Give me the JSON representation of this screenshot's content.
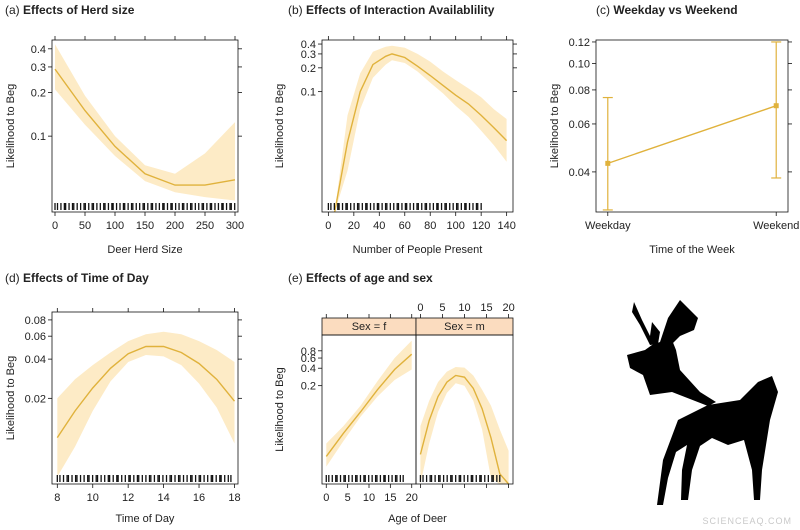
{
  "watermark": "SCIENCEAQ.COM",
  "colors": {
    "line": "#e0b23c",
    "band": "#fdebc6",
    "axis": "#111111",
    "strip": "#fbdcbf"
  },
  "chart_data": [
    {
      "id": "a",
      "type": "line",
      "prefix": "(a)",
      "title": "Effects of Herd size",
      "xlabel": "Deer Herd Size",
      "ylabel": "Likelihood to Beg",
      "ylog": true,
      "xlim": [
        -5,
        305
      ],
      "ylim": [
        0.03,
        0.46
      ],
      "xticks": [
        0,
        50,
        100,
        150,
        200,
        250,
        300
      ],
      "yticks": [
        0.1,
        0.2,
        0.3,
        0.4
      ],
      "yticklabels": [
        "0.1",
        "0.2",
        "0.3",
        "0.4"
      ],
      "series": [
        {
          "x": [
            0,
            50,
            100,
            150,
            200,
            250,
            300
          ],
          "y": [
            0.29,
            0.15,
            0.085,
            0.055,
            0.046,
            0.046,
            0.05
          ],
          "lower": [
            0.21,
            0.12,
            0.073,
            0.049,
            0.041,
            0.038,
            0.036
          ],
          "upper": [
            0.43,
            0.19,
            0.1,
            0.063,
            0.055,
            0.076,
            0.125
          ]
        }
      ],
      "rug": {
        "min": 0,
        "max": 300,
        "count": 65
      }
    },
    {
      "id": "b",
      "type": "line",
      "prefix": "(b)",
      "title": "Effects of Interaction Availablility",
      "xlabel": "Number of People Present",
      "ylabel": "Likelihood to Beg",
      "ylog": true,
      "xlim": [
        -5,
        145
      ],
      "ylim": [
        0.003,
        0.45
      ],
      "xticks": [
        0,
        20,
        40,
        60,
        80,
        100,
        120,
        140
      ],
      "yticks": [
        0.1,
        0.2,
        0.3,
        0.4
      ],
      "yticklabels": [
        "0.1",
        "0.2",
        "0.3",
        "0.4"
      ],
      "series": [
        {
          "x": [
            5,
            15,
            25,
            35,
            45,
            50,
            60,
            70,
            80,
            90,
            100,
            110,
            120,
            130,
            140
          ],
          "y": [
            0.003,
            0.023,
            0.1,
            0.22,
            0.28,
            0.3,
            0.27,
            0.21,
            0.16,
            0.12,
            0.09,
            0.07,
            0.05,
            0.035,
            0.024
          ],
          "lower": [
            0.003,
            0.01,
            0.06,
            0.15,
            0.22,
            0.25,
            0.23,
            0.18,
            0.13,
            0.095,
            0.066,
            0.048,
            0.032,
            0.021,
            0.013
          ],
          "upper": [
            0.003,
            0.05,
            0.17,
            0.32,
            0.37,
            0.38,
            0.36,
            0.3,
            0.24,
            0.18,
            0.14,
            0.11,
            0.085,
            0.06,
            0.045
          ]
        }
      ],
      "rug": {
        "min": 0,
        "max": 120,
        "count": 55
      }
    },
    {
      "id": "c",
      "type": "line",
      "prefix": "(c)",
      "title": "Weekday vs Weekend",
      "xlabel": "Time of the Week",
      "ylabel": "Likelihood to Beg",
      "ylog": true,
      "xlim": [
        -0.07,
        1.07
      ],
      "ylim": [
        0.0285,
        0.122
      ],
      "categories": [
        "Weekday",
        "Weekend"
      ],
      "yticks": [
        0.04,
        0.06,
        0.08,
        0.1,
        0.12
      ],
      "yticklabels": [
        "0.04",
        "0.06",
        "0.08",
        "0.10",
        "0.12"
      ],
      "points": [
        {
          "x": 0,
          "y": 0.043,
          "lower": 0.029,
          "upper": 0.075
        },
        {
          "x": 1,
          "y": 0.07,
          "lower": 0.038,
          "upper": 0.12
        }
      ]
    },
    {
      "id": "d",
      "type": "line",
      "prefix": "(d)",
      "title": "Effects of Time of Day",
      "xlabel": "Time of Day",
      "ylabel": "Likelihood to Beg",
      "ylog": true,
      "xlim": [
        7.7,
        18.2
      ],
      "ylim": [
        0.0044,
        0.092
      ],
      "xticks": [
        8,
        10,
        12,
        14,
        16,
        18
      ],
      "yticks": [
        0.02,
        0.04,
        0.06,
        0.08
      ],
      "yticklabels": [
        "0.02",
        "0.04",
        "0.06",
        "0.08"
      ],
      "series": [
        {
          "x": [
            8,
            9,
            10,
            11,
            12,
            13,
            14,
            15,
            16,
            17,
            18
          ],
          "y": [
            0.01,
            0.016,
            0.024,
            0.034,
            0.044,
            0.05,
            0.05,
            0.045,
            0.037,
            0.028,
            0.019
          ],
          "lower": [
            0.005,
            0.0085,
            0.016,
            0.027,
            0.038,
            0.043,
            0.042,
            0.036,
            0.026,
            0.017,
            0.009
          ],
          "upper": [
            0.02,
            0.028,
            0.036,
            0.045,
            0.055,
            0.062,
            0.065,
            0.062,
            0.055,
            0.047,
            0.038
          ]
        }
      ],
      "rug": {
        "min": 8,
        "max": 17.8,
        "count": 60
      }
    },
    {
      "id": "e",
      "type": "line",
      "prefix": "(e)",
      "title": "Effects of age and sex",
      "xlabel": "Age of Deer",
      "ylabel": "Likelihood to Beg",
      "ylog": true,
      "xlim": [
        -1,
        21
      ],
      "ylim": [
        0.004,
        1.5
      ],
      "xticks": [
        0,
        5,
        10,
        15,
        20
      ],
      "yticks": [
        0.2,
        0.4,
        0.6,
        0.8
      ],
      "yticklabels": [
        "0.2",
        "0.4",
        "0.6",
        "0.8"
      ],
      "panels": [
        {
          "strip": "Sex = f",
          "x": [
            0,
            4,
            8,
            12,
            16,
            20
          ],
          "y": [
            0.012,
            0.03,
            0.07,
            0.17,
            0.38,
            0.7
          ],
          "lower": [
            0.008,
            0.022,
            0.058,
            0.13,
            0.25,
            0.38
          ],
          "upper": [
            0.02,
            0.04,
            0.09,
            0.24,
            0.6,
            1.2
          ],
          "rug": {
            "min": 0,
            "max": 18,
            "count": 28
          }
        },
        {
          "strip": "Sex = m",
          "x": [
            0,
            2,
            4,
            6,
            8,
            10,
            12,
            14,
            16,
            18,
            20
          ],
          "y": [
            0.013,
            0.05,
            0.13,
            0.23,
            0.3,
            0.28,
            0.18,
            0.08,
            0.025,
            0.006,
            0.004
          ],
          "lower": [
            0.004,
            0.02,
            0.07,
            0.15,
            0.22,
            0.2,
            0.11,
            0.035,
            0.005,
            0.004,
            0.004
          ],
          "upper": [
            0.04,
            0.11,
            0.23,
            0.35,
            0.42,
            0.41,
            0.3,
            0.17,
            0.09,
            0.035,
            0.015
          ],
          "rug": {
            "min": 0,
            "max": 18,
            "count": 28
          }
        }
      ]
    }
  ]
}
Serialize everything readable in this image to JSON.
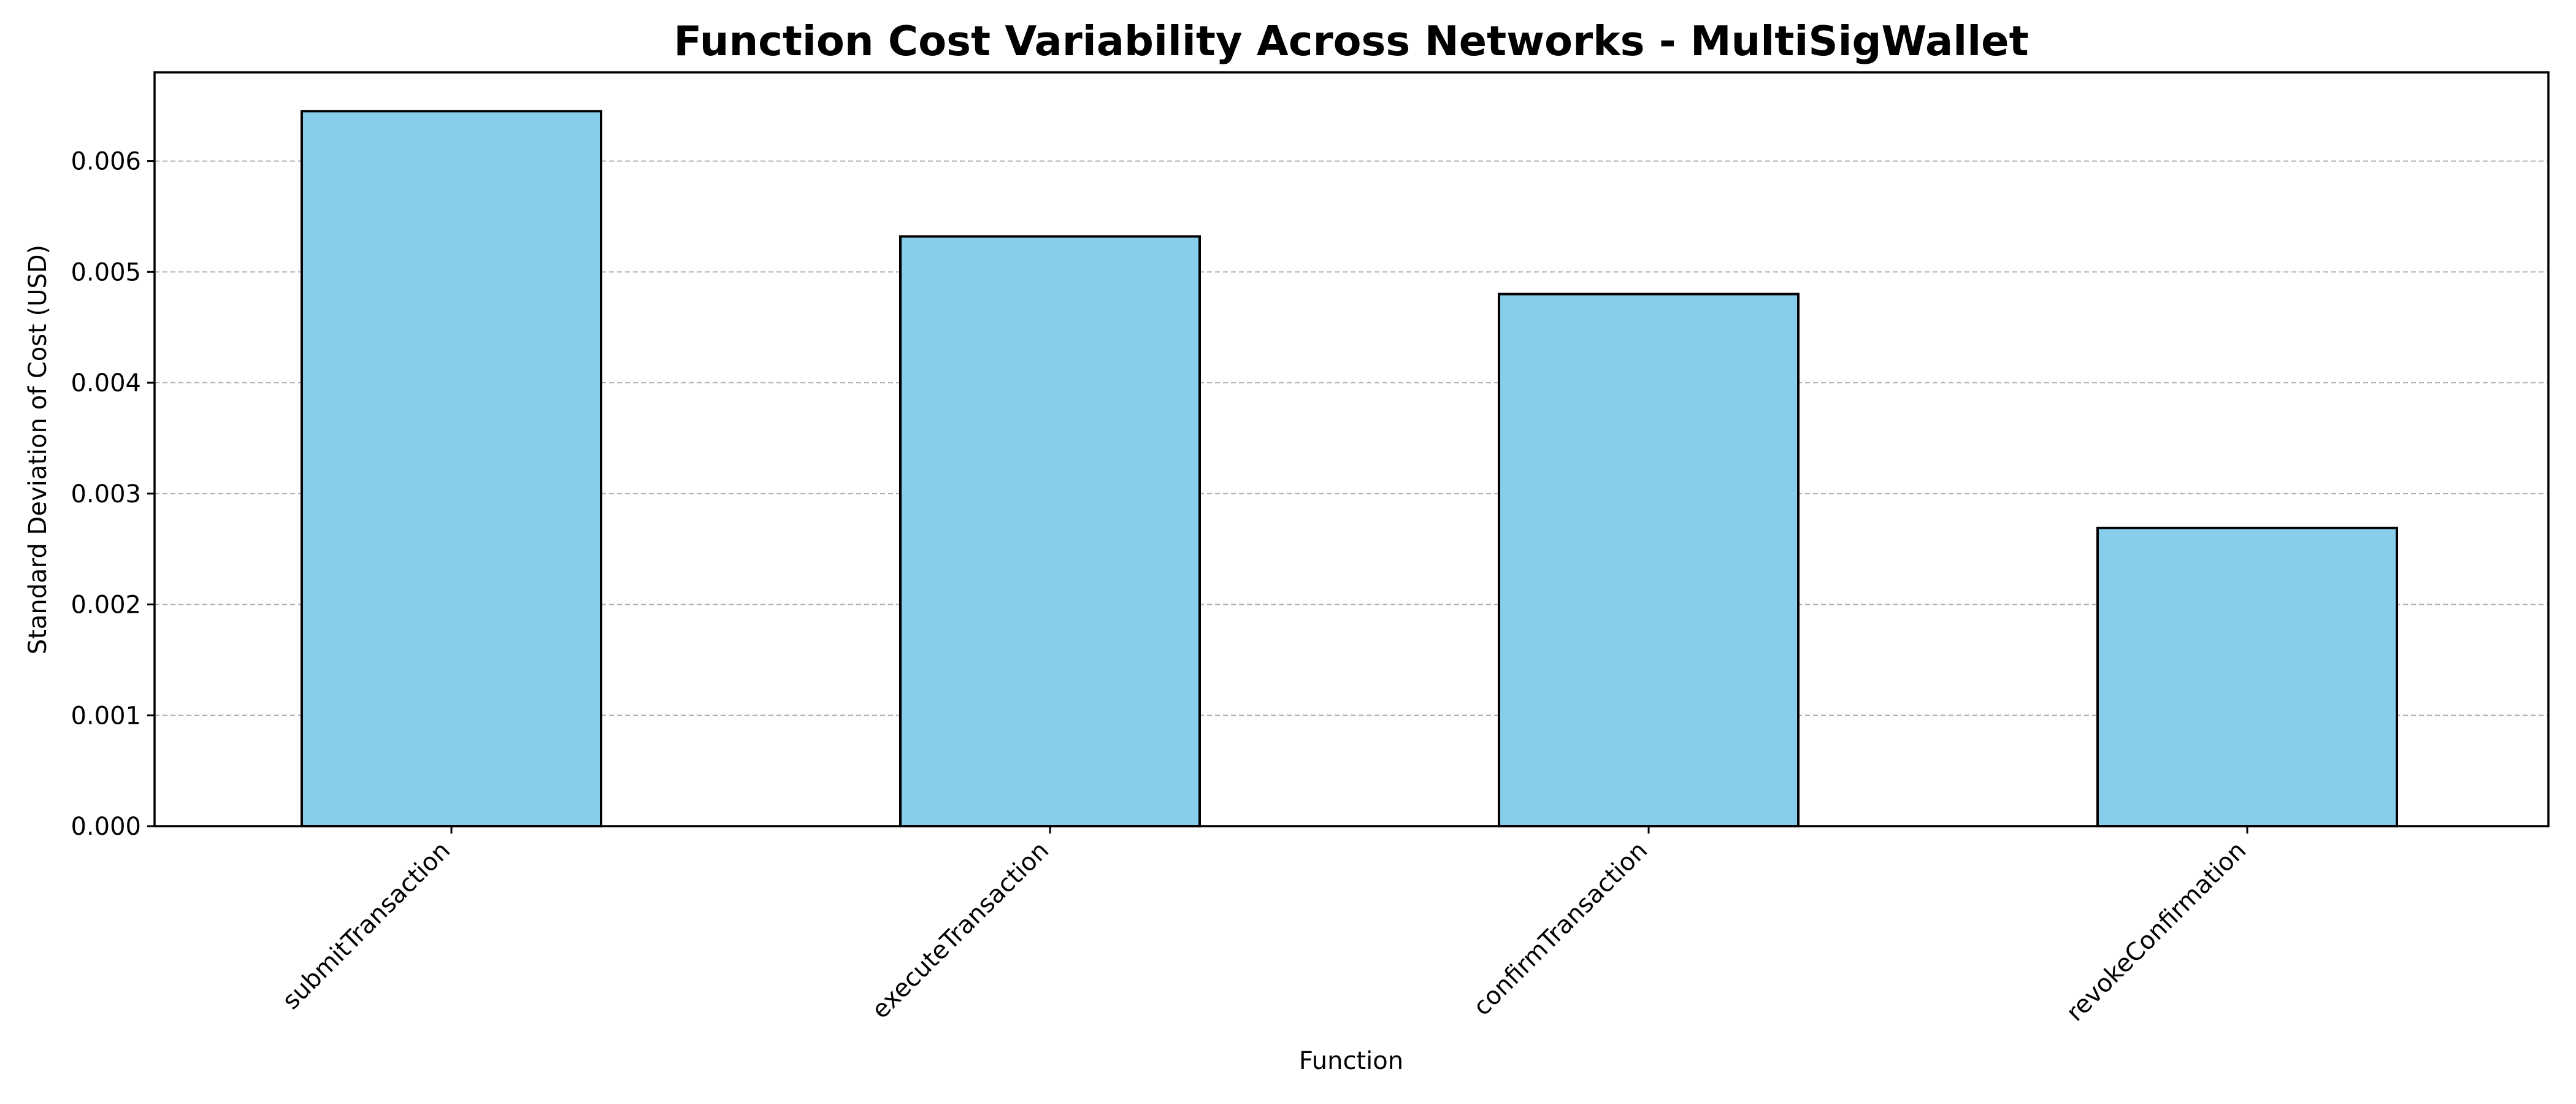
{
  "chart_data": {
    "type": "bar",
    "title": "Function Cost Variability Across Networks - MultiSigWallet",
    "xlabel": "Function",
    "ylabel": "Standard Deviation of Cost (USD)",
    "categories": [
      "submitTransaction",
      "executeTransaction",
      "confirmTransaction",
      "revokeConfirmation"
    ],
    "values": [
      0.00645,
      0.00532,
      0.0048,
      0.00269
    ],
    "ylim": [
      0,
      0.0068
    ],
    "yticks": [
      0.0,
      0.001,
      0.002,
      0.003,
      0.004,
      0.005,
      0.006
    ],
    "ytick_labels": [
      "0.000",
      "0.001",
      "0.002",
      "0.003",
      "0.004",
      "0.005",
      "0.006"
    ],
    "grid": "y-dashed",
    "bar_color": "#87CEEB",
    "edge_color": "#000000"
  }
}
============================================================
- Challenge
Only a number is wanted: how many lines contain "Function"?

- Solution below
2